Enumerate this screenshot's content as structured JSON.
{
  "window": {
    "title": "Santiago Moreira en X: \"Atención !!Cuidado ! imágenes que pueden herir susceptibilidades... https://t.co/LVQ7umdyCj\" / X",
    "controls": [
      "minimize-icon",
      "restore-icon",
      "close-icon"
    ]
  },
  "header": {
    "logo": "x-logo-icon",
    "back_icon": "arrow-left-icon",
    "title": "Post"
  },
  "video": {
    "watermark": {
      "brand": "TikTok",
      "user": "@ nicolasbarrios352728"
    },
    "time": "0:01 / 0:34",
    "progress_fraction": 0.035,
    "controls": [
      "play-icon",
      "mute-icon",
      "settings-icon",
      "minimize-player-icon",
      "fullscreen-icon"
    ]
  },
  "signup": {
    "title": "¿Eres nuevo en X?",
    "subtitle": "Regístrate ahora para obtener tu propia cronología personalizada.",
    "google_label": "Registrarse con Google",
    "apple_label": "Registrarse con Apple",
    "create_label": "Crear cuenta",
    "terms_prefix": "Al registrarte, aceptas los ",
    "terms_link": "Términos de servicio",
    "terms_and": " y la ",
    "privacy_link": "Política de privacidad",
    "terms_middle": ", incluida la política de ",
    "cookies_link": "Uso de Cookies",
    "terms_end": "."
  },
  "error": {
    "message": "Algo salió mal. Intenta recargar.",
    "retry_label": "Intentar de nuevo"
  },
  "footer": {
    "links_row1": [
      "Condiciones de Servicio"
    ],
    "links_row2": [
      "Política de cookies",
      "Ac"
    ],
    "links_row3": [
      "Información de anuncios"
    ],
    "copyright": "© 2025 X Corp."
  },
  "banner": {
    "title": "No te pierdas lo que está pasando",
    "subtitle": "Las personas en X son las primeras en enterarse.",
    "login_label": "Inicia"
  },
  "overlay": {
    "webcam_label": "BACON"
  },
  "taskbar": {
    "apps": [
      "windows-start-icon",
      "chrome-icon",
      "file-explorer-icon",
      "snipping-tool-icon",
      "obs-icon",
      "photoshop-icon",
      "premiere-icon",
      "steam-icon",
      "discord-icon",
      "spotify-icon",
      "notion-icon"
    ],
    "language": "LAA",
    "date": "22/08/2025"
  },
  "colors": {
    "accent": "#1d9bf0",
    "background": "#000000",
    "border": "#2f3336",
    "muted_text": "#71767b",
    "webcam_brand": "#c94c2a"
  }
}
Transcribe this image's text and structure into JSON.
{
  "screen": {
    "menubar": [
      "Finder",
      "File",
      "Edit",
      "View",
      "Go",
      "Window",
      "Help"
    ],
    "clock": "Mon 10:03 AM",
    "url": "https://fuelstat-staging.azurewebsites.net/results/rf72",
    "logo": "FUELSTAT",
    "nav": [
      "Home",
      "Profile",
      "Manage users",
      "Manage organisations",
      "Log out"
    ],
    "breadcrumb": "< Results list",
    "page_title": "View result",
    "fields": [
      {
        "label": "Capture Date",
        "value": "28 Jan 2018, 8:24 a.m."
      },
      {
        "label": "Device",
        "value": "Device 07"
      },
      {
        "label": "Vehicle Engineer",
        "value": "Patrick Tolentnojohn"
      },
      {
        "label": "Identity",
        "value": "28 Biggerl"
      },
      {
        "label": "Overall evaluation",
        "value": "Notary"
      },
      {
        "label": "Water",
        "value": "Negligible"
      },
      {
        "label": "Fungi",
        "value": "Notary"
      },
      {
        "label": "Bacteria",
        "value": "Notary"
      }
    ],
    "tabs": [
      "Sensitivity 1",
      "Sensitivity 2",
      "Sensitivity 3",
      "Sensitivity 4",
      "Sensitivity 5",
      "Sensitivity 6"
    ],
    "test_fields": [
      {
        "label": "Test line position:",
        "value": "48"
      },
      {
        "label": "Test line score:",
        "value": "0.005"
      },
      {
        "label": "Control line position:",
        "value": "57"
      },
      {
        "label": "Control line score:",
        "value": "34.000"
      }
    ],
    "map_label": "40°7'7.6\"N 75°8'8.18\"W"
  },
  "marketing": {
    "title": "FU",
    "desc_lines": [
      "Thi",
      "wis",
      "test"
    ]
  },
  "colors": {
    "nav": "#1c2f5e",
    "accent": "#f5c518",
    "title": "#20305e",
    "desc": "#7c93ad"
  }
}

==*==

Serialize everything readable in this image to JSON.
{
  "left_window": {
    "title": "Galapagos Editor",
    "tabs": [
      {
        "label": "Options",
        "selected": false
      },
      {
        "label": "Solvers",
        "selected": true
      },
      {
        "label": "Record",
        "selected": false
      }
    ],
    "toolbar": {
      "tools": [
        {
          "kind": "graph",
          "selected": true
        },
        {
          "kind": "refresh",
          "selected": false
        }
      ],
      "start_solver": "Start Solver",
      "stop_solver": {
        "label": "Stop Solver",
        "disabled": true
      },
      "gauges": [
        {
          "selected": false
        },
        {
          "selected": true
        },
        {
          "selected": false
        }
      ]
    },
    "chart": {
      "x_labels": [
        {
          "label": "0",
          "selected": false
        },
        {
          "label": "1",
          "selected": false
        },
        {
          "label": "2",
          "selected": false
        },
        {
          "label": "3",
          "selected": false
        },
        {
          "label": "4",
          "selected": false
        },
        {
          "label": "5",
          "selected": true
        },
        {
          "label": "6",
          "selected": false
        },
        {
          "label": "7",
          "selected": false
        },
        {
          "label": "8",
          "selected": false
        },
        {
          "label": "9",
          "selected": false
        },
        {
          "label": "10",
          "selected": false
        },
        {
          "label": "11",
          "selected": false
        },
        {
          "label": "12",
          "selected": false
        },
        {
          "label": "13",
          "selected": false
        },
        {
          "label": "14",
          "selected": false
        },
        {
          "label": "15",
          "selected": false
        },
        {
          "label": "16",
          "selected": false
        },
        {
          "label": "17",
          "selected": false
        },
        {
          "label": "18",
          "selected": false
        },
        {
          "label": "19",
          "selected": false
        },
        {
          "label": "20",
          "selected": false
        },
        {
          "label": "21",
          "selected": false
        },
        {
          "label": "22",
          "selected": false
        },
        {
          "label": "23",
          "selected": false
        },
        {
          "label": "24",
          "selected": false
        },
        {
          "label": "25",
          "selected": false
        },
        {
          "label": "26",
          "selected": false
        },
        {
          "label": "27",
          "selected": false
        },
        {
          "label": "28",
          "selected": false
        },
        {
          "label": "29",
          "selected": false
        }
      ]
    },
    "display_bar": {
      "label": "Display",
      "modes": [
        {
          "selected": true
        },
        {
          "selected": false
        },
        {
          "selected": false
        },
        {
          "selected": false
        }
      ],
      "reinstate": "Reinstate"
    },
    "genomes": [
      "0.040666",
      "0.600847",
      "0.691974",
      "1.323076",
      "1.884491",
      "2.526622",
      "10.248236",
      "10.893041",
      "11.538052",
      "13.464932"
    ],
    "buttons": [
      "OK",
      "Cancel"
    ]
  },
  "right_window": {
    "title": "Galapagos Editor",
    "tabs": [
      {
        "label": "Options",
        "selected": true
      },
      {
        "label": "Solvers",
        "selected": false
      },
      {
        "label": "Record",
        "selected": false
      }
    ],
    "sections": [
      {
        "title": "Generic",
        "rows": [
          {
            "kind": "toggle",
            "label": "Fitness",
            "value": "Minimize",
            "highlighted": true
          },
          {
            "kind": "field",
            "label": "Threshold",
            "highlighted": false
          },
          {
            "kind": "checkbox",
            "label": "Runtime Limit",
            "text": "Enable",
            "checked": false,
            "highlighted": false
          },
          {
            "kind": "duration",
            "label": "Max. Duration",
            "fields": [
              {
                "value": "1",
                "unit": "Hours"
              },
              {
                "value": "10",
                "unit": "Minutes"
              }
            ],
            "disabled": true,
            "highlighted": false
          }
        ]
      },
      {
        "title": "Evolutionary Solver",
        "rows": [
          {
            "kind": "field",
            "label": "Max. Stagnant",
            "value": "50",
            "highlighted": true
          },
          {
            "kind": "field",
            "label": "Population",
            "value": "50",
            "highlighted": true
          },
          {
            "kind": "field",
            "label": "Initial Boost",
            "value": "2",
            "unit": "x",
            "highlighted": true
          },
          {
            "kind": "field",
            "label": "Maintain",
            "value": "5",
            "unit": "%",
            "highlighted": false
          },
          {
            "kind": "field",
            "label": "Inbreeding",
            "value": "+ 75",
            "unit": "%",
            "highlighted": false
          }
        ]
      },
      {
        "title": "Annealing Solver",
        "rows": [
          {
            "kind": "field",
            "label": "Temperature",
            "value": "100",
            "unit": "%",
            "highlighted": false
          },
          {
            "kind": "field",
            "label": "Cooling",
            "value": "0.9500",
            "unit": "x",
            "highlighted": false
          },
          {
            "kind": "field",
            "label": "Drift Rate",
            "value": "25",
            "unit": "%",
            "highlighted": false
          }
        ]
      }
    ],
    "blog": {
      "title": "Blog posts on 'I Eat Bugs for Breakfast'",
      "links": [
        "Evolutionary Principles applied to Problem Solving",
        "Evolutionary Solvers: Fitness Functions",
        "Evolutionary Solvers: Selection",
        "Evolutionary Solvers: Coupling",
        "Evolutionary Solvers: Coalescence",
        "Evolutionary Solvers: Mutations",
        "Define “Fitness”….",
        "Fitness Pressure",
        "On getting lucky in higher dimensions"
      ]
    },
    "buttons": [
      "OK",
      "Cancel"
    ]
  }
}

==*==

(EXERCISE): All lines containing "https" in the material above should appear in your reply, copied exactly.

(ANSWER TO THIS EXERCISE):
    "title": "Santiago Moreira en X: \"Atención !!Cuidado ! imágenes que pueden herir susceptibilidades... https://t.co/LVQ7umdyCj\" / X",
    "url": "https://fuelstat-staging.azurewebsites.net/results/rf72",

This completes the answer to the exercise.